(Stored records)
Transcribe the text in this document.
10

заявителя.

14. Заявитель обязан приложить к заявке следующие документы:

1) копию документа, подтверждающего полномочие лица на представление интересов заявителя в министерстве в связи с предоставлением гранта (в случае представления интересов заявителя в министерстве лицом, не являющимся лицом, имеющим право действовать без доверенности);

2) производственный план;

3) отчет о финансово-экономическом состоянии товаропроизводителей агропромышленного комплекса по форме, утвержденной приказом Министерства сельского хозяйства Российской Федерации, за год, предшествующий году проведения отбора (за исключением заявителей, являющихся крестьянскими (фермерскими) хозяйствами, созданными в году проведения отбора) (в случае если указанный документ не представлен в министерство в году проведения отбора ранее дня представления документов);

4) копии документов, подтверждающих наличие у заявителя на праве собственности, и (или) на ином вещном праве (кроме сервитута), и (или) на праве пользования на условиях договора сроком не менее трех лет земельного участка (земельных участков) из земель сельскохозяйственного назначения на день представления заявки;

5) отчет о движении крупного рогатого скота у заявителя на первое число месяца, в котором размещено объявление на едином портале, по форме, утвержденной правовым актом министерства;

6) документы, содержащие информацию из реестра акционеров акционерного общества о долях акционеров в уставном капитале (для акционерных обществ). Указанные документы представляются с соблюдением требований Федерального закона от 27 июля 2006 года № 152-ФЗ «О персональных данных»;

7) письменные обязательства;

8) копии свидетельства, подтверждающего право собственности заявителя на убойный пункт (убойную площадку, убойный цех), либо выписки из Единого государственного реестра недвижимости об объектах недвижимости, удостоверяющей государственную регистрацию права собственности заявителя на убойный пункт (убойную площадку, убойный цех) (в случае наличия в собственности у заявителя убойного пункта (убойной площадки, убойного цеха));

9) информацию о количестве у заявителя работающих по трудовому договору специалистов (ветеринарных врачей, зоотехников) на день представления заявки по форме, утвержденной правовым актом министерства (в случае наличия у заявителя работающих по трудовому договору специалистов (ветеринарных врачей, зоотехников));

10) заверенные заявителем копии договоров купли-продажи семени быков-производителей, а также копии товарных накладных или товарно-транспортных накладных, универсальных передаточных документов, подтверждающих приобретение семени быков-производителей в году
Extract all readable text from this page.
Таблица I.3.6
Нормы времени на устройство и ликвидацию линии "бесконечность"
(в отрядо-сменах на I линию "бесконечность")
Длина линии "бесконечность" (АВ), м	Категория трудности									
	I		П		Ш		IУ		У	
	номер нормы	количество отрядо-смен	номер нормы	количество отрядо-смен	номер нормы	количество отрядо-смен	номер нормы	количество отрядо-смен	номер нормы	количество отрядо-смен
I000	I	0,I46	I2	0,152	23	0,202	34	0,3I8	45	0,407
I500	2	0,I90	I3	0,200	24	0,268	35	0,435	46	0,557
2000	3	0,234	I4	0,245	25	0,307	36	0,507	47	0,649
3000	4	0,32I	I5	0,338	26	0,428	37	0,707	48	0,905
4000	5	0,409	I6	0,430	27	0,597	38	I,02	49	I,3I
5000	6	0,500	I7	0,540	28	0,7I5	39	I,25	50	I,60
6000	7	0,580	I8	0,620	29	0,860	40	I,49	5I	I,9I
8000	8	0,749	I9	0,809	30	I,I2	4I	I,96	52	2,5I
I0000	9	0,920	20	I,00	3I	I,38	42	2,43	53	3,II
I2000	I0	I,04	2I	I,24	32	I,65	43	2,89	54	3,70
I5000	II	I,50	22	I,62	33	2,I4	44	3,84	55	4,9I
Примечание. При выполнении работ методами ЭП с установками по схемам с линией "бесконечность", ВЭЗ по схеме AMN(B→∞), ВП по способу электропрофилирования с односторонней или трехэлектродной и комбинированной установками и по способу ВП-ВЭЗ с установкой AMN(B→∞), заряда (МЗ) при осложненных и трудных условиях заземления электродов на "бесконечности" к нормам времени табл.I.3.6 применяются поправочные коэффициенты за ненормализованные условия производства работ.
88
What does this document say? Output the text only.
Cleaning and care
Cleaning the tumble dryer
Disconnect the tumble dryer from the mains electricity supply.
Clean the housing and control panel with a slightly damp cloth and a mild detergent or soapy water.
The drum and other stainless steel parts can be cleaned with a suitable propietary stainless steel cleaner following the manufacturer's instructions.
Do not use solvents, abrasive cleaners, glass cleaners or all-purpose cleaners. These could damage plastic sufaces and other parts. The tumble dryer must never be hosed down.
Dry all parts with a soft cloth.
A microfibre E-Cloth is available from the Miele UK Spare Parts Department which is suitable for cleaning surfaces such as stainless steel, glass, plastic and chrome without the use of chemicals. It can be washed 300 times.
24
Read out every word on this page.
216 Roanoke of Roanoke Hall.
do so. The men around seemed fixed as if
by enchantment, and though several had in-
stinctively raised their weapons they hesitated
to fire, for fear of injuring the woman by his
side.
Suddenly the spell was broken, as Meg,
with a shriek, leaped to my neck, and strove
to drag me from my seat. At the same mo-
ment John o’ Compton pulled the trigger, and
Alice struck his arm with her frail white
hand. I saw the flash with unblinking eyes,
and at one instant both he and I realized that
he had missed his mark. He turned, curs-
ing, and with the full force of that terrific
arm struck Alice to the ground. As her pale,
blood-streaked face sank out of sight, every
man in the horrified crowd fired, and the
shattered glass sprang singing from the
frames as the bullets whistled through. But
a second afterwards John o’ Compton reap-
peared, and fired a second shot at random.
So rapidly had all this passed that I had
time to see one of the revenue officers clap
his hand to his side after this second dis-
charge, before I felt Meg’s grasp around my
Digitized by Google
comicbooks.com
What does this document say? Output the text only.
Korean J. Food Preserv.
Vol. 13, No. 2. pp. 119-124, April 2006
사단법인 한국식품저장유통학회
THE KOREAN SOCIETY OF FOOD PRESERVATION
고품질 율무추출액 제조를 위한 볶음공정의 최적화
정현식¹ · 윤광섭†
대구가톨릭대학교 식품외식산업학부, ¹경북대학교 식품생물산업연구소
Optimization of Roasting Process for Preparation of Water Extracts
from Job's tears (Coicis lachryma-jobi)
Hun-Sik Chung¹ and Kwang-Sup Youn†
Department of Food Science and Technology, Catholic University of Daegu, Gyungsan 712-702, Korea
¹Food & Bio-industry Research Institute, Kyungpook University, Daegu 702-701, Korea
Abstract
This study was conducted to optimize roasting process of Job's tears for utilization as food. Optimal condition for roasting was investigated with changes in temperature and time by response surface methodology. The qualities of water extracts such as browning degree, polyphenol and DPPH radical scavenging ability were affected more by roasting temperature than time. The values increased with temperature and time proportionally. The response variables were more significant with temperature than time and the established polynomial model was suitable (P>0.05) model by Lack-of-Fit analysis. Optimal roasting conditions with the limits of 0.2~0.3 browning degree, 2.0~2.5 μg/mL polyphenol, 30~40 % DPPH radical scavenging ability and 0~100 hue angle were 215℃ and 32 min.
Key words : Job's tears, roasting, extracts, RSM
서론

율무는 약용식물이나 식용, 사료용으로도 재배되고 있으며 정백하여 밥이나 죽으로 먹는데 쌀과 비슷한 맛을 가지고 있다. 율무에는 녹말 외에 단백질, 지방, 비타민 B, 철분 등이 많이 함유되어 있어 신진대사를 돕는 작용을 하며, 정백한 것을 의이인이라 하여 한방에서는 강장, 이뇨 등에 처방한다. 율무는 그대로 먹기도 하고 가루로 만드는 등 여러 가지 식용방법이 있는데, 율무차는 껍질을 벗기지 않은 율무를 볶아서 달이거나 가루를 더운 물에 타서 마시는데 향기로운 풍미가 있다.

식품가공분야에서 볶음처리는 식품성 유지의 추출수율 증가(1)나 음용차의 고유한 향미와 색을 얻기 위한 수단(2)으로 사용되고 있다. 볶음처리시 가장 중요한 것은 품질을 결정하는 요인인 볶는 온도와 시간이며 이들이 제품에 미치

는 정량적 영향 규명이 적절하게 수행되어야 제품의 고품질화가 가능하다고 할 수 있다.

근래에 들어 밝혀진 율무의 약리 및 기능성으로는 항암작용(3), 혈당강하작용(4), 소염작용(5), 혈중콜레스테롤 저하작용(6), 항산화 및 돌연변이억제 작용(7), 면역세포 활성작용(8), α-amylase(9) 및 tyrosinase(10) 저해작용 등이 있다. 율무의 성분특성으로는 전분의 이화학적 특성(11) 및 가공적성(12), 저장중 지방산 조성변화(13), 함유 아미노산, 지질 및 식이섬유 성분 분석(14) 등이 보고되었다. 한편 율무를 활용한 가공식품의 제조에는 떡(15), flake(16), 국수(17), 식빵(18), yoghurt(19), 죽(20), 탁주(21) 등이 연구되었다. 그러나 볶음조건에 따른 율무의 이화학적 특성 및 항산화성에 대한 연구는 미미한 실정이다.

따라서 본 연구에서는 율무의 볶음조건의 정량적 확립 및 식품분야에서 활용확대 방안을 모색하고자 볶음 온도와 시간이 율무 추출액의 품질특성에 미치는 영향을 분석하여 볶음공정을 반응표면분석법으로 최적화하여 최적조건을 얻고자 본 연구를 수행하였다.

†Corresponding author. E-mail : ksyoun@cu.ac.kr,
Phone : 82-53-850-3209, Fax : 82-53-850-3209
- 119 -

▶ _Exercise details_: Copy each line of the listing in which the word "заявителя" can be found.

▶ _Finished task_:
заявителя.
1) копию документа, подтверждающего полномочие лица на представление интересов заявителя в министерстве в связи с предоставлением гранта (в случае представления интересов заявителя в министерстве лицом, не являющимся лицом, имеющим право действовать без доверенности);
4) копии документов, подтверждающих наличие у заявителя на праве собственности, и (или) на ином вещном праве (кроме сервитута), и (или) на праве пользования на условиях договора сроком не менее трех лет земельного участка (земельных участков) из земель сельскохозяйственного назначения на день представления заявки;
5) отчет о движении крупного рогатого скота у заявителя на первое число месяца, в котором размещено объявление на едином портале, по форме, утвержденной правовым актом министерства;
8) копии свидетельства, подтверждающего право собственности заявителя на убойный пункт (убойную площадку, убойный цех), либо выписки из Единого государственного реестра недвижимости об объектах недвижимости, удостоверяющей государственную регистрацию права собственности заявителя на убойный пункт (убойную площадку, убойный цех) (в случае наличия в собственности у заявителя убойного пункта (убойной площадки, убойного цеха));
9) информацию о количестве у заявителя работающих по трудовому договору специалистов (ветеринарных врачей, зоотехников) на день представления заявки по форме, утвержденной правовым актом министерства (в случае наличия у заявителя работающих по трудовому договору специалистов (ветеринарных врачей, зоотехников));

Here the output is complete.